Task prompt
Scan the records for the word "tile". Copy each line that includes it.

Source records
______

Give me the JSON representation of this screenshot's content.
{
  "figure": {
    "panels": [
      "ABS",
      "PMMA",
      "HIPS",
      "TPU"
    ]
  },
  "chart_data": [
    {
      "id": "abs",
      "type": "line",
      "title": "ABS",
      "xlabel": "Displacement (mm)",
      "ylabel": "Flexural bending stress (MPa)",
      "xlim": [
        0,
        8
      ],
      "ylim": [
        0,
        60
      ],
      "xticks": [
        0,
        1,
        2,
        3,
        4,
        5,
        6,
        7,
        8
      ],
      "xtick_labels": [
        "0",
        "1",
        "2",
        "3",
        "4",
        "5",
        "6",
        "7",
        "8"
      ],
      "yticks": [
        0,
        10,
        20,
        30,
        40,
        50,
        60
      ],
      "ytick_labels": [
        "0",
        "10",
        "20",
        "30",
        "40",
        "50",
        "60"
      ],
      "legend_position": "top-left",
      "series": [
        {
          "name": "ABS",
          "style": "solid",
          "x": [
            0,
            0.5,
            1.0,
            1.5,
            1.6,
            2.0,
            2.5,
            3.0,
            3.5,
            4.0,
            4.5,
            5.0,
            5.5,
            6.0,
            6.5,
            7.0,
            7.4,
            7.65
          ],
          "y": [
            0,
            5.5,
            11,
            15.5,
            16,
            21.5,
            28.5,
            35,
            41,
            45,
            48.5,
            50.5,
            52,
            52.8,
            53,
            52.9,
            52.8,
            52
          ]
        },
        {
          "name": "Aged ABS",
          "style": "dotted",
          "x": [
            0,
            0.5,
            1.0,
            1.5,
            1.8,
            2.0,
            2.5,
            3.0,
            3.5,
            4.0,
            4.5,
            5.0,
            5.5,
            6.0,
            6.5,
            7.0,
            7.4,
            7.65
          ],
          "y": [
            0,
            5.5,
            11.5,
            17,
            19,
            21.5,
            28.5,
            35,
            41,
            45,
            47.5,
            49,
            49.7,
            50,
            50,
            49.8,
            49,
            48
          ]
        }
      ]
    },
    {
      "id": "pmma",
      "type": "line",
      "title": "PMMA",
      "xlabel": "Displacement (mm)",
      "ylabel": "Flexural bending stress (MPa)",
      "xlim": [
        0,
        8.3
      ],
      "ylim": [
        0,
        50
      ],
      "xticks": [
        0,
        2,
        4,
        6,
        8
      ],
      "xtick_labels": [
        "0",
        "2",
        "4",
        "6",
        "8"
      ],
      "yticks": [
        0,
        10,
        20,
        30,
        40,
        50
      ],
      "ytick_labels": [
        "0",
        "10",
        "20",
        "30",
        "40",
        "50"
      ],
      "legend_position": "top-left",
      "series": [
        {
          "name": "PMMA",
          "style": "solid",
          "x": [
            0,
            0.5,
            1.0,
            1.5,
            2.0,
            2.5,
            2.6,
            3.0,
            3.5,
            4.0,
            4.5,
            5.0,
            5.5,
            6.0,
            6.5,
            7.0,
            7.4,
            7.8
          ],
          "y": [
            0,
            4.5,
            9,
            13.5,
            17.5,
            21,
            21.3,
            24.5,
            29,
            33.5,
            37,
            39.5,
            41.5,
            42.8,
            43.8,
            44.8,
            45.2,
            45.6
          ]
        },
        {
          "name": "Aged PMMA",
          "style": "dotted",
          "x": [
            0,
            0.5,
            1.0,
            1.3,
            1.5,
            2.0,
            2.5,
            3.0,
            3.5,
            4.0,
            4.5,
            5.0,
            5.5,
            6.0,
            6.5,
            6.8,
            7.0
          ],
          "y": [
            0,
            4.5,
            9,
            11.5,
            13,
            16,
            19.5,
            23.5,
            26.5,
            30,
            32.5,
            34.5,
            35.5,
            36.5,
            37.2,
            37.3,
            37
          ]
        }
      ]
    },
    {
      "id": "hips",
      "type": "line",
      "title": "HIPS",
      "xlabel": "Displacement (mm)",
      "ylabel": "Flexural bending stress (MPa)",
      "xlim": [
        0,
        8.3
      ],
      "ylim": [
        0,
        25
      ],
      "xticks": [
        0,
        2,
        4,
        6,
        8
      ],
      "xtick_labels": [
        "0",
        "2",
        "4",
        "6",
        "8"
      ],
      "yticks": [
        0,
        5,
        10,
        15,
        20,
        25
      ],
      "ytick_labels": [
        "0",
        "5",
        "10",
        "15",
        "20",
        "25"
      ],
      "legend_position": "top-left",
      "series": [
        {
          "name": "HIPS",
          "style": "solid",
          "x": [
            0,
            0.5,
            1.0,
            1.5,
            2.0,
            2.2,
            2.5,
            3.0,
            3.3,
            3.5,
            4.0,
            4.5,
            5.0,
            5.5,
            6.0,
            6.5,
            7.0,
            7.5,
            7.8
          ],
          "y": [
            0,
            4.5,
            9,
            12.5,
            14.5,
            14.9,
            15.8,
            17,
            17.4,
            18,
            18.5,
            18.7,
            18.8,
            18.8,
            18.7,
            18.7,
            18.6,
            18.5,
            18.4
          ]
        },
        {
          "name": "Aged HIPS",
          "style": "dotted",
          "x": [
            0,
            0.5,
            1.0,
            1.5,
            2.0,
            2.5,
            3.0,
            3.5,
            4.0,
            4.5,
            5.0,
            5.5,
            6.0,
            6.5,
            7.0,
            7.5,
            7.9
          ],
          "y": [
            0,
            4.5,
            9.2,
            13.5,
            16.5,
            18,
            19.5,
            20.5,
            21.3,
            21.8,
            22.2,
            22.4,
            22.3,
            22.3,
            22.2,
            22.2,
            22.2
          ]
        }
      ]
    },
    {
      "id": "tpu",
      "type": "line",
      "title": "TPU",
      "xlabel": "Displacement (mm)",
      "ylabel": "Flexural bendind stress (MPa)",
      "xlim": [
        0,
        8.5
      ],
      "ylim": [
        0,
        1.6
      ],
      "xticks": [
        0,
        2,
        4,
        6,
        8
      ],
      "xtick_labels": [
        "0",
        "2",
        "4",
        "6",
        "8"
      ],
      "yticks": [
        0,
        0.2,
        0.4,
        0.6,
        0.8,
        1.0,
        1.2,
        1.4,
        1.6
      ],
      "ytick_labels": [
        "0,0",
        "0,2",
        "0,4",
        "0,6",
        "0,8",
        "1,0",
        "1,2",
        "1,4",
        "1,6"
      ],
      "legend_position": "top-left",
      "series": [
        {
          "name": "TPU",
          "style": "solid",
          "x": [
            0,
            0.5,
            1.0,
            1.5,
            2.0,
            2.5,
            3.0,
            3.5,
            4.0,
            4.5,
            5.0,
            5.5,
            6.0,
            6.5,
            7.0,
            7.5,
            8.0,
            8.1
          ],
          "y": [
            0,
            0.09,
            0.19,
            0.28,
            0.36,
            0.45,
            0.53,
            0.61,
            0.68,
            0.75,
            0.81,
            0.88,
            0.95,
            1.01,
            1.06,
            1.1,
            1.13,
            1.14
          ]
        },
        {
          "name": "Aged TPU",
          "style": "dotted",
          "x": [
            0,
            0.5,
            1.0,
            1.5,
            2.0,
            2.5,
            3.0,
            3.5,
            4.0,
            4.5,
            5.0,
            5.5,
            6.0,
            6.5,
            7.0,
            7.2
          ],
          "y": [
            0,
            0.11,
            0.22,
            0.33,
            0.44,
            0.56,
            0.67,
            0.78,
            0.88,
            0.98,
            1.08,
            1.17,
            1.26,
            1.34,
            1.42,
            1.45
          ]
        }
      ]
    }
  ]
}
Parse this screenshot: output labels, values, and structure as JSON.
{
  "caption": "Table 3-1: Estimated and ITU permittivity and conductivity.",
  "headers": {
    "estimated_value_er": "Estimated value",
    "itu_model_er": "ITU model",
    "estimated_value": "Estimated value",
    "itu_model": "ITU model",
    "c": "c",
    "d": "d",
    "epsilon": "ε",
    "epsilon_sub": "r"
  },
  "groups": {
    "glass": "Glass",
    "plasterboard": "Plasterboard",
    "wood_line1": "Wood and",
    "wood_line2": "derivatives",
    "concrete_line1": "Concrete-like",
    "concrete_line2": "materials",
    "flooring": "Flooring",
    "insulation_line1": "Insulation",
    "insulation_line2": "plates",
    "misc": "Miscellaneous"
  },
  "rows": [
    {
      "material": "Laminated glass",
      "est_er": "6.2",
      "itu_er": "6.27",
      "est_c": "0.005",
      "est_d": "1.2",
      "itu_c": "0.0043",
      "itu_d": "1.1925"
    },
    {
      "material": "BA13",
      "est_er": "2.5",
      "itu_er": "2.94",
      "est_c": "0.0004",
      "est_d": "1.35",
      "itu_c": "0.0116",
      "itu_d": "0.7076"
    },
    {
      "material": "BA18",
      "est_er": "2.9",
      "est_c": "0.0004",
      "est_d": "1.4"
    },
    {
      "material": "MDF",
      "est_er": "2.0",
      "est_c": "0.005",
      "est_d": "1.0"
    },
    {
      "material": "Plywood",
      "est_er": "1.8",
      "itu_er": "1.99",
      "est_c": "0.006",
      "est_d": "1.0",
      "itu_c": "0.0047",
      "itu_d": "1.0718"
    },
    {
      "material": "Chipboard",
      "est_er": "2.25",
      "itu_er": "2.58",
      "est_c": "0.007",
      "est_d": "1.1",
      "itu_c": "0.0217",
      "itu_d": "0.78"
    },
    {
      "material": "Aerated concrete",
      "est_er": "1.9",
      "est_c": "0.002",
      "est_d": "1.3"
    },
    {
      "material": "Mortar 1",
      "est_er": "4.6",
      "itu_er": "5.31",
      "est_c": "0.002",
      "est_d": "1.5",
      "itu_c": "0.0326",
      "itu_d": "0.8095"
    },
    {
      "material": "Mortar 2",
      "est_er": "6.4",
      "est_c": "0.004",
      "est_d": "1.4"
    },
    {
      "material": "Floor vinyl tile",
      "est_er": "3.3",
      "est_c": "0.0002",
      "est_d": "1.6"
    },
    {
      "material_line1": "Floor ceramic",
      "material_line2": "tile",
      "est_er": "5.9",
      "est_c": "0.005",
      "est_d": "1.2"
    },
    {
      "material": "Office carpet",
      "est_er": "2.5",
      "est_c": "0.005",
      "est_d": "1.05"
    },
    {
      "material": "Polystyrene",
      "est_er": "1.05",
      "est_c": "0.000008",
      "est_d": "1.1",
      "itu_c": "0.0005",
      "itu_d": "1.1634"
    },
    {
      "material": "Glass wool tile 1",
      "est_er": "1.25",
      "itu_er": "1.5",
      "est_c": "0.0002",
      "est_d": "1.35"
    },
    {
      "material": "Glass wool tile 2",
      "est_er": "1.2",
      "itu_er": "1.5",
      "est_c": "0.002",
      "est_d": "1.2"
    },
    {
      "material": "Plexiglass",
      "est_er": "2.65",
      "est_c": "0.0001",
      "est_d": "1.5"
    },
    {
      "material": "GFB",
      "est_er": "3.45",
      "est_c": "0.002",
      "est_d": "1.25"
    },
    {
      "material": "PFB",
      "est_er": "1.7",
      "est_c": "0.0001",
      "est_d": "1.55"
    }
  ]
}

______

Output of the task
      "material": "Floor vinyl tile",
      "material_line2": "tile",
      "material": "Glass wool tile 1",
      "material": "Glass wool tile 2",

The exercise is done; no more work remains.